[Dataset excerpts]
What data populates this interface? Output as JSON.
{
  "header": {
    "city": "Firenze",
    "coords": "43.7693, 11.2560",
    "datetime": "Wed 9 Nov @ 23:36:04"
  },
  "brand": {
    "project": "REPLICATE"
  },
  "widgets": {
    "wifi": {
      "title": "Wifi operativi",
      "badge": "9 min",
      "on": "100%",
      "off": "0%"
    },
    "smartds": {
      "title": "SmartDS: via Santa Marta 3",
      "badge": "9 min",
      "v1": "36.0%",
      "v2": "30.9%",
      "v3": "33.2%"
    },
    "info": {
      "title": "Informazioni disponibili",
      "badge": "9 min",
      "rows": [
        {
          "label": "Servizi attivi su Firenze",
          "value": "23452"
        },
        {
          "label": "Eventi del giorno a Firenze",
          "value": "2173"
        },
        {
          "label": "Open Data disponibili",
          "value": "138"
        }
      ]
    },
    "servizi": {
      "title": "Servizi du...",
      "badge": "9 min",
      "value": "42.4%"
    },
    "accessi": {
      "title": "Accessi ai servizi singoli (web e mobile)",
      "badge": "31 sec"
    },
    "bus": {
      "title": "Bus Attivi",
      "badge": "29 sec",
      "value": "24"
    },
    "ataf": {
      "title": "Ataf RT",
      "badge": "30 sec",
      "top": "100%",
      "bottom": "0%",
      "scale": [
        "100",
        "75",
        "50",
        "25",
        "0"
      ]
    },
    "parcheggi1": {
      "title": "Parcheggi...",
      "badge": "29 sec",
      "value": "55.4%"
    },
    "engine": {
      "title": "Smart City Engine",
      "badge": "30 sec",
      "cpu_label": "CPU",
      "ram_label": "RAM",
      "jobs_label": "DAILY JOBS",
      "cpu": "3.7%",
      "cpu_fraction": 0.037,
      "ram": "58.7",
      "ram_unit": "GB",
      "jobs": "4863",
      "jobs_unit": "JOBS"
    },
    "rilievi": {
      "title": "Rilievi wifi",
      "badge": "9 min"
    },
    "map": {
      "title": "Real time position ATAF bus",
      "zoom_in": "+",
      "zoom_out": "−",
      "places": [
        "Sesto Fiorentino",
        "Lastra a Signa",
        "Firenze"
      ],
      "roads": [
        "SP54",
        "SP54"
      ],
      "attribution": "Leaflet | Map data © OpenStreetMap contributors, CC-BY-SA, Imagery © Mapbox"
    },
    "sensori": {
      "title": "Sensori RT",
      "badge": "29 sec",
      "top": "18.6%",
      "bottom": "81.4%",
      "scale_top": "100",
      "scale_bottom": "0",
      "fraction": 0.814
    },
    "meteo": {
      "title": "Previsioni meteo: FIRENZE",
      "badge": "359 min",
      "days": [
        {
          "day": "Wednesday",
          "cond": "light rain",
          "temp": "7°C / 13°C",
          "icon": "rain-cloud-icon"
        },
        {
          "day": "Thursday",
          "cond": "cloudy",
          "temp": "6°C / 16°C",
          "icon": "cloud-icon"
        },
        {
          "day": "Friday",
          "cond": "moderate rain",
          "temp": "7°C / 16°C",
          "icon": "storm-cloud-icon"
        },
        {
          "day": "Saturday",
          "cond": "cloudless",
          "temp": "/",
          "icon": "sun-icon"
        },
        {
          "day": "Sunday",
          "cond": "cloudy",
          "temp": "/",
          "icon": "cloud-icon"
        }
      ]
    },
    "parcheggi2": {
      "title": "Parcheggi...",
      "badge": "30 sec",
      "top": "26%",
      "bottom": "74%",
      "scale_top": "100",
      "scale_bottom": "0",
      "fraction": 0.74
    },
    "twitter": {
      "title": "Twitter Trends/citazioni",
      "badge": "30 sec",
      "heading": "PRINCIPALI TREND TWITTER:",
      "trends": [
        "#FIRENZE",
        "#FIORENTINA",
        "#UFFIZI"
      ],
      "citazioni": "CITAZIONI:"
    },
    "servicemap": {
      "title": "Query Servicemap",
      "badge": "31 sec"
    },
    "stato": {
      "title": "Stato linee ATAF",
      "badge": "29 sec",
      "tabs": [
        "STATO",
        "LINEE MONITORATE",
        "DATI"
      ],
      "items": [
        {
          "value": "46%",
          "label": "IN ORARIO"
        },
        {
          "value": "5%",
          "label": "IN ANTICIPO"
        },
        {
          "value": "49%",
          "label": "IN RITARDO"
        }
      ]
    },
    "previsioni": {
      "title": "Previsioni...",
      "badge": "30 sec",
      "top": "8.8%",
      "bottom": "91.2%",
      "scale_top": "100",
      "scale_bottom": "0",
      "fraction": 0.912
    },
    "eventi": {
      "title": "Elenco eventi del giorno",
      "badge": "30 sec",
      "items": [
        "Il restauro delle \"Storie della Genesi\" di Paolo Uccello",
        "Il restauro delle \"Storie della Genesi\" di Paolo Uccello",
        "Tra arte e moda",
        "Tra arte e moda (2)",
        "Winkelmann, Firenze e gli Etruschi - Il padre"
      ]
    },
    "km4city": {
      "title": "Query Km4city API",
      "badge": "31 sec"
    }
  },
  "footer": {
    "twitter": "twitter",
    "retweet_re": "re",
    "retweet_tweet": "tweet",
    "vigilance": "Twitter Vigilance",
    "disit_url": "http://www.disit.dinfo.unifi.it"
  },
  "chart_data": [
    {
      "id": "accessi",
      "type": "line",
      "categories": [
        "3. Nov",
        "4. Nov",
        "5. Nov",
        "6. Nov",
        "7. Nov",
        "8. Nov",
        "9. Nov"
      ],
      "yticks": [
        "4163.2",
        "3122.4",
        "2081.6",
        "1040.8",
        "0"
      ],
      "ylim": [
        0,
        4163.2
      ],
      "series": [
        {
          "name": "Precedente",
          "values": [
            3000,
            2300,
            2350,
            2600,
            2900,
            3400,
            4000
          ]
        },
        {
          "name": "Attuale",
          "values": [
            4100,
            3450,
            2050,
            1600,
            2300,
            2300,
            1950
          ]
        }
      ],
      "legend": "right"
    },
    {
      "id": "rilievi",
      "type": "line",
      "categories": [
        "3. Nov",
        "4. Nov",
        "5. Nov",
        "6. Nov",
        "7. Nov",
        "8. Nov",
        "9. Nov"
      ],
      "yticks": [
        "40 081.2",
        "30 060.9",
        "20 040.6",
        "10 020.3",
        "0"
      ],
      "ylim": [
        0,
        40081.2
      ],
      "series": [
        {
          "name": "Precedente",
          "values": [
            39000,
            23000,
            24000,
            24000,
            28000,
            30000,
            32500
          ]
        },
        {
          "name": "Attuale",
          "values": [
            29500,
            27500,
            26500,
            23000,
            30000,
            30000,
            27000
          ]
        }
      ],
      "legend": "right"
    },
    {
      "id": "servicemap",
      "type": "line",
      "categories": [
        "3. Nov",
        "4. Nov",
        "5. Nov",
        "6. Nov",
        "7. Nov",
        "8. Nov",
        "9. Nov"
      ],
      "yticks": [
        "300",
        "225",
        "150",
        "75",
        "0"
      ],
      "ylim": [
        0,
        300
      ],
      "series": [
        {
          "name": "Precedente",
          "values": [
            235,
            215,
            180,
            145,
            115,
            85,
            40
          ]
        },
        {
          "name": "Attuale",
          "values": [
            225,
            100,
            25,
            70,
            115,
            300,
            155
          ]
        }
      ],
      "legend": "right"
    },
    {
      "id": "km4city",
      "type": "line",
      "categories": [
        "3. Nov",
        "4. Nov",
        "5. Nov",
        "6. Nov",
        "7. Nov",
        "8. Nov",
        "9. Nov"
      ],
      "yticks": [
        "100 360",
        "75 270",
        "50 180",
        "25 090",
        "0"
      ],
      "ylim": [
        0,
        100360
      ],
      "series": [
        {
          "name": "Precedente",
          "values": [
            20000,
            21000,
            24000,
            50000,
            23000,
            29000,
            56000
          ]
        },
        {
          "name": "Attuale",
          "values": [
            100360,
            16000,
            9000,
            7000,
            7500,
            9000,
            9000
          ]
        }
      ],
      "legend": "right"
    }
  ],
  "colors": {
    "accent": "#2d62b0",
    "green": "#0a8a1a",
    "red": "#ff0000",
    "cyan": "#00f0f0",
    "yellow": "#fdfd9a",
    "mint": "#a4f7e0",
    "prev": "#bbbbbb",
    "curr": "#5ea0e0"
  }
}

[Instructions for the task] Extract every line containing the string "rain" from the material.

[Written answer]
          "cond": "light rain",
          "icon": "rain-cloud-icon"
          "cond": "moderate rain",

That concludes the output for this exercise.